* **Set exercise**:
Give an exact transcription of every line, dropping the images.
▼▼▼
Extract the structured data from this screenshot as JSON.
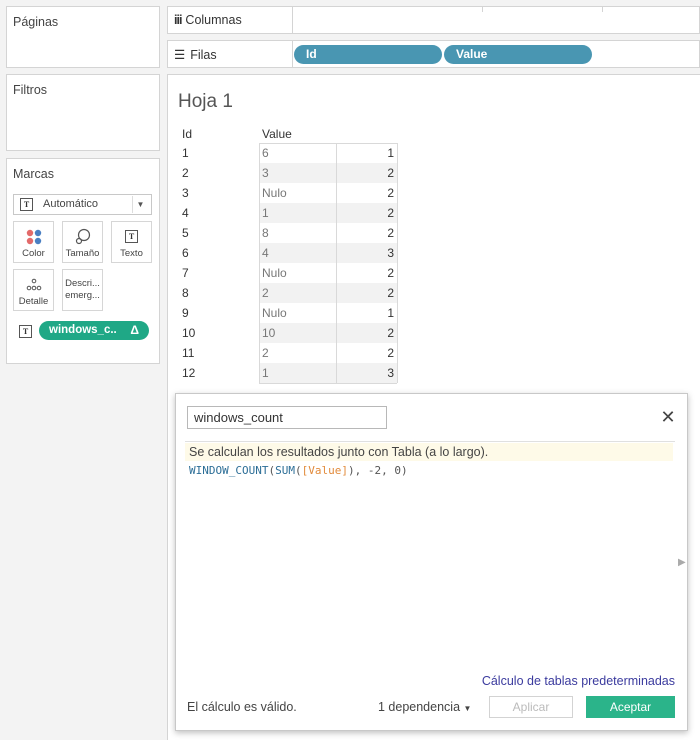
{
  "left": {
    "pages_title": "Páginas",
    "filters_title": "Filtros",
    "marks_title": "Marcas",
    "marks_type": "Automático",
    "mark_buttons": {
      "color": "Color",
      "size": "Tamaño",
      "text": "Texto",
      "detail": "Detalle",
      "tooltip_line1": "Descri...",
      "tooltip_line2": "emerg..."
    },
    "field_pill": "windows_c..",
    "field_pill_badge": "Δ"
  },
  "shelves": {
    "columns_label": "Columnas",
    "rows_label": "Filas",
    "row_pills": [
      "Id",
      "Value"
    ]
  },
  "sheet": {
    "title": "Hoja 1",
    "headers": [
      "Id",
      "Value"
    ],
    "rows": [
      {
        "id": "1",
        "value": "6",
        "count": "1"
      },
      {
        "id": "2",
        "value": "3",
        "count": "2"
      },
      {
        "id": "3",
        "value": "Nulo",
        "count": "2"
      },
      {
        "id": "4",
        "value": "1",
        "count": "2"
      },
      {
        "id": "5",
        "value": "8",
        "count": "2"
      },
      {
        "id": "6",
        "value": "4",
        "count": "3"
      },
      {
        "id": "7",
        "value": "Nulo",
        "count": "2"
      },
      {
        "id": "8",
        "value": "2",
        "count": "2"
      },
      {
        "id": "9",
        "value": "Nulo",
        "count": "1"
      },
      {
        "id": "10",
        "value": "10",
        "count": "2"
      },
      {
        "id": "11",
        "value": "2",
        "count": "2"
      },
      {
        "id": "12",
        "value": "1",
        "count": "3"
      }
    ]
  },
  "dialog": {
    "calc_name": "windows_count",
    "note": "Se calculan los resultados junto con Tabla (a lo largo).",
    "formula_fn": "WINDOW_COUNT",
    "formula_open": "(",
    "formula_sum": "SUM",
    "formula_open2": "(",
    "formula_field": "[Value]",
    "formula_rest": "), -2, 0)",
    "default_link": "Cálculo de tablas predeterminadas",
    "status": "El cálculo es válido.",
    "dependency": "1 dependencia",
    "apply": "Aplicar",
    "accept": "Aceptar"
  },
  "colors": {
    "blue_pill": "#4996b2",
    "green_pill": "#1fa886",
    "accept": "#2bb48a",
    "link": "#3b3b9e"
  }
}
▲▲▲
* **Answer for this exercise**:
Extract the structured data from this screenshot as JSON.
{
  "left": {
    "pages_title": "Páginas",
    "filters_title": "Filtros",
    "marks_title": "Marcas",
    "marks_type": "Automático",
    "mark_buttons": {
      "color": "Color",
      "size": "Tamaño",
      "text": "Texto",
      "detail": "Detalle",
      "tooltip_line1": "Descri...",
      "tooltip_line2": "emerg..."
    },
    "field_pill": "windows_c..",
    "field_pill_badge": "Δ"
  },
  "shelves": {
    "columns_label": "Columnas",
    "rows_label": "Filas",
    "row_pills": [
      "Id",
      "Value"
    ]
  },
  "sheet": {
    "title": "Hoja 1",
    "headers": [
      "Id",
      "Value"
    ],
    "rows": [
      {
        "id": "1",
        "value": "6",
        "count": "1"
      },
      {
        "id": "2",
        "value": "3",
        "count": "2"
      },
      {
        "id": "3",
        "value": "Nulo",
        "count": "2"
      },
      {
        "id": "4",
        "value": "1",
        "count": "2"
      },
      {
        "id": "5",
        "value": "8",
        "count": "2"
      },
      {
        "id": "6",
        "value": "4",
        "count": "3"
      },
      {
        "id": "7",
        "value": "Nulo",
        "count": "2"
      },
      {
        "id": "8",
        "value": "2",
        "count": "2"
      },
      {
        "id": "9",
        "value": "Nulo",
        "count": "1"
      },
      {
        "id": "10",
        "value": "10",
        "count": "2"
      },
      {
        "id": "11",
        "value": "2",
        "count": "2"
      },
      {
        "id": "12",
        "value": "1",
        "count": "3"
      }
    ]
  },
  "dialog": {
    "calc_name": "windows_count",
    "note": "Se calculan los resultados junto con Tabla (a lo largo).",
    "formula_fn": "WINDOW_COUNT",
    "formula_open": "(",
    "formula_sum": "SUM",
    "formula_open2": "(",
    "formula_field": "[Value]",
    "formula_rest": "), -2, 0)",
    "default_link": "Cálculo de tablas predeterminadas",
    "status": "El cálculo es válido.",
    "dependency": "1 dependencia",
    "apply": "Aplicar",
    "accept": "Aceptar"
  },
  "colors": {
    "blue_pill": "#4996b2",
    "green_pill": "#1fa886",
    "accept": "#2bb48a",
    "link": "#3b3b9e"
  }
}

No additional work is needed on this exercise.